:: What you need to do ::
For each line that holds "document", copy the line out.

:: Data records ::
+===+

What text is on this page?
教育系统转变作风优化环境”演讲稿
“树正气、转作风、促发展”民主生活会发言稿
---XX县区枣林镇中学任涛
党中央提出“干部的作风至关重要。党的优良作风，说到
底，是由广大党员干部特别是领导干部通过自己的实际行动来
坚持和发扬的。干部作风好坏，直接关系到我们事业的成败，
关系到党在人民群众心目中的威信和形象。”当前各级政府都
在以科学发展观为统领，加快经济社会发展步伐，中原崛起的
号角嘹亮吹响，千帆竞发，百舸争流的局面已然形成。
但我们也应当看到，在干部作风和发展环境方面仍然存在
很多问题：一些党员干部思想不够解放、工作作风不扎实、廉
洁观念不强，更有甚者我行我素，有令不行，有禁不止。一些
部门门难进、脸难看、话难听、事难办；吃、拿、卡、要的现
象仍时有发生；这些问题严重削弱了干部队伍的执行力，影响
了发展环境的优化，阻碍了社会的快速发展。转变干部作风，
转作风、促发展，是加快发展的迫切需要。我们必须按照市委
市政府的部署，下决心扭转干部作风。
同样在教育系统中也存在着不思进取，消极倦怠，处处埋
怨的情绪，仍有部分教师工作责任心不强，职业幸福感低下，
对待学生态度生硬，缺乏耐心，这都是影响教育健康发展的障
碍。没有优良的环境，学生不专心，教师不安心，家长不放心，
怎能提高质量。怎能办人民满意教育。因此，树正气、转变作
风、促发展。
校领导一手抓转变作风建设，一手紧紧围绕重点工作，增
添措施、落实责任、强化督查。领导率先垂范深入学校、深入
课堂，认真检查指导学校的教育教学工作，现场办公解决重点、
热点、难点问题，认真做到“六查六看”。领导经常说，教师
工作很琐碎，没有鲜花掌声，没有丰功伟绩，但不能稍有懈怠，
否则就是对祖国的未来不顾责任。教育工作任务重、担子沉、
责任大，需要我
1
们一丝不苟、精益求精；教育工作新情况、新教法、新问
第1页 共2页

+===+

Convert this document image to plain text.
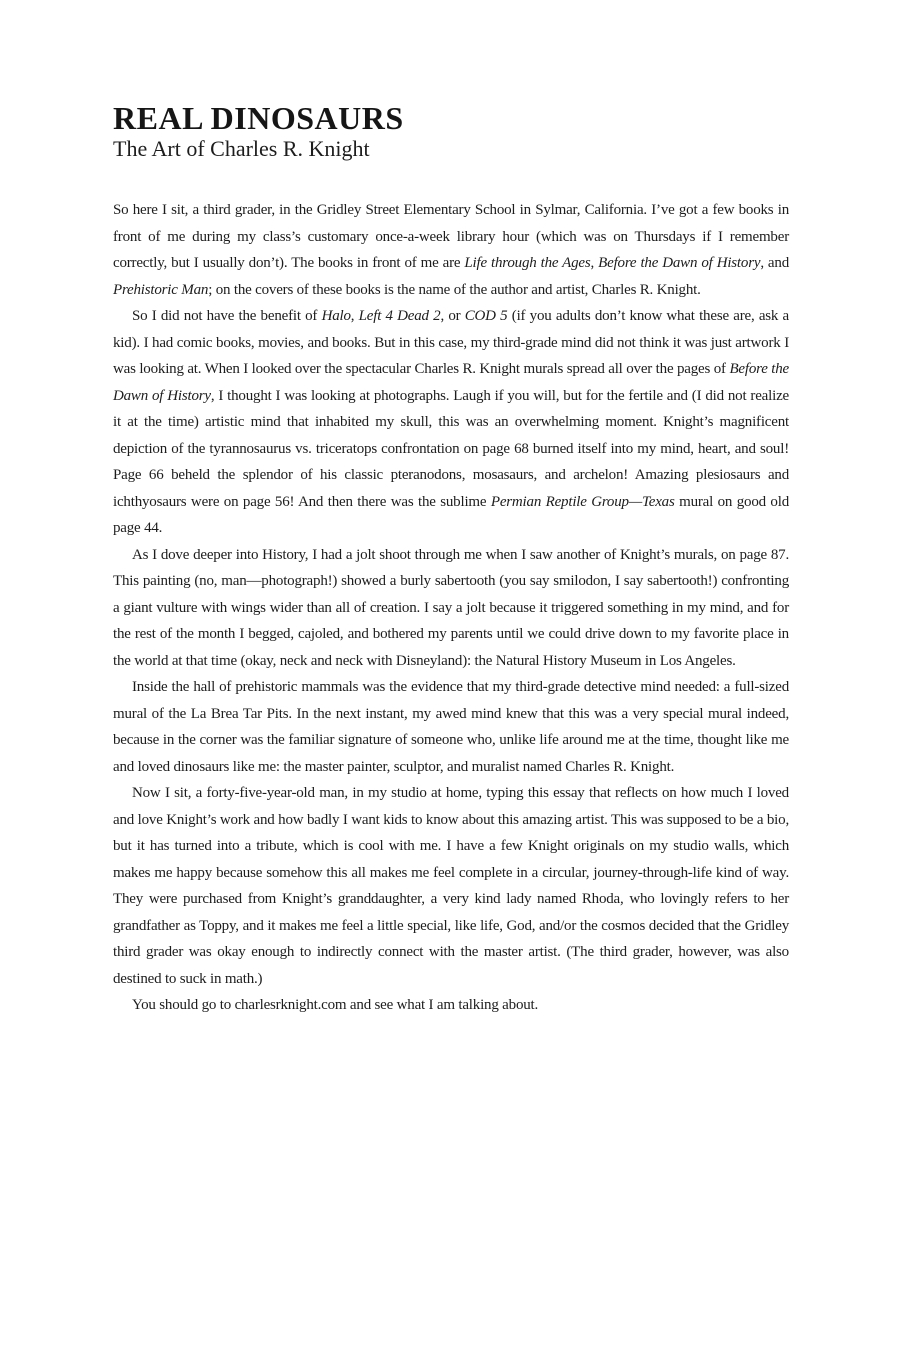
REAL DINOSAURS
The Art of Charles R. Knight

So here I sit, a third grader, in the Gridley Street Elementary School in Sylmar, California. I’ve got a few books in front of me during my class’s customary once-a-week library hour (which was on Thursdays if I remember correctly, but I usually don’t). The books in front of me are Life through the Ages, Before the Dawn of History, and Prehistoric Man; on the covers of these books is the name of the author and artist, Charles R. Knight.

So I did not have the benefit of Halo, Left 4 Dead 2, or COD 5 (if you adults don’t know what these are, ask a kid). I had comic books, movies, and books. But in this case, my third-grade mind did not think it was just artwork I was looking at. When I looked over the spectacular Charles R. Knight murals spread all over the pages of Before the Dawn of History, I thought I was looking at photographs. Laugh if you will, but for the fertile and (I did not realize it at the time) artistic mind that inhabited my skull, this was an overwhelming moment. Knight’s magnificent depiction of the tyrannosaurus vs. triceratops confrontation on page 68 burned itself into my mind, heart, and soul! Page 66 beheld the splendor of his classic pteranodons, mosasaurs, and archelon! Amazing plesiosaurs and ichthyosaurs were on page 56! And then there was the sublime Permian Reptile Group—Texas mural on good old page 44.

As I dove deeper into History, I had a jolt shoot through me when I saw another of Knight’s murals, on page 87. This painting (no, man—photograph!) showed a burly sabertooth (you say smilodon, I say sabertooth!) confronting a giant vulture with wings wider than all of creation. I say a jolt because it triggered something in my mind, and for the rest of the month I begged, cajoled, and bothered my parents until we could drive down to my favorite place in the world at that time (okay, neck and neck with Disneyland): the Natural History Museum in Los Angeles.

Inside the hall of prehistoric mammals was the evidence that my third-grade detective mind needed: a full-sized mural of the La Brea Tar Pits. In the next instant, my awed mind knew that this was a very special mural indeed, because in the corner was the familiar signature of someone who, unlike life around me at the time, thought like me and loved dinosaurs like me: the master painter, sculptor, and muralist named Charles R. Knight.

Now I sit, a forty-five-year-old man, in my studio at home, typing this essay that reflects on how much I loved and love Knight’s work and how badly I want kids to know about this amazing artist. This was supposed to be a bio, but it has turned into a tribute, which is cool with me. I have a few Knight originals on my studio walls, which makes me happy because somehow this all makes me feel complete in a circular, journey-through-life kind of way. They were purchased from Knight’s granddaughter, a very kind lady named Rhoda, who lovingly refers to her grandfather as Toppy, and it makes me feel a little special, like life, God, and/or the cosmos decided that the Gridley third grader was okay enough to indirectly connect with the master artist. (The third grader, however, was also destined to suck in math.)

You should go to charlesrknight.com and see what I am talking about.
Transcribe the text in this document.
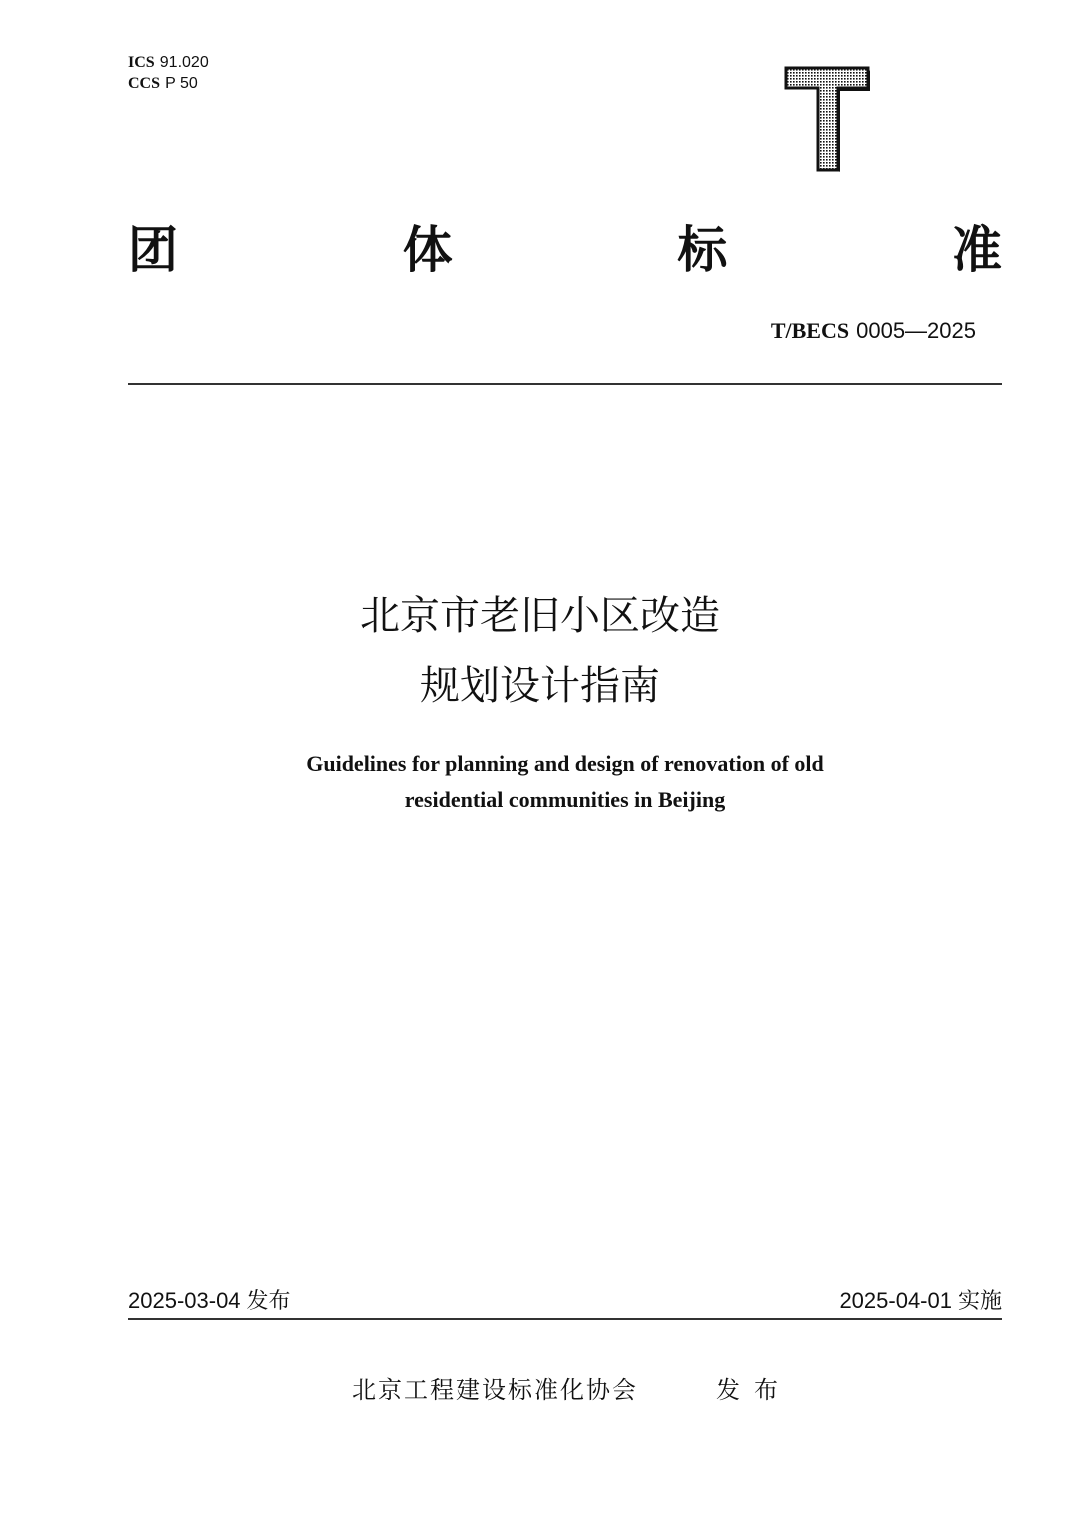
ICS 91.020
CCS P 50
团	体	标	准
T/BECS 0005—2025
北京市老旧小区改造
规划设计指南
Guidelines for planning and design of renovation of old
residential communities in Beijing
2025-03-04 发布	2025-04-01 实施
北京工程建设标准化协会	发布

+===+

:: Final result ::
Convert this document image to plain text.
Transcribe the text in this document.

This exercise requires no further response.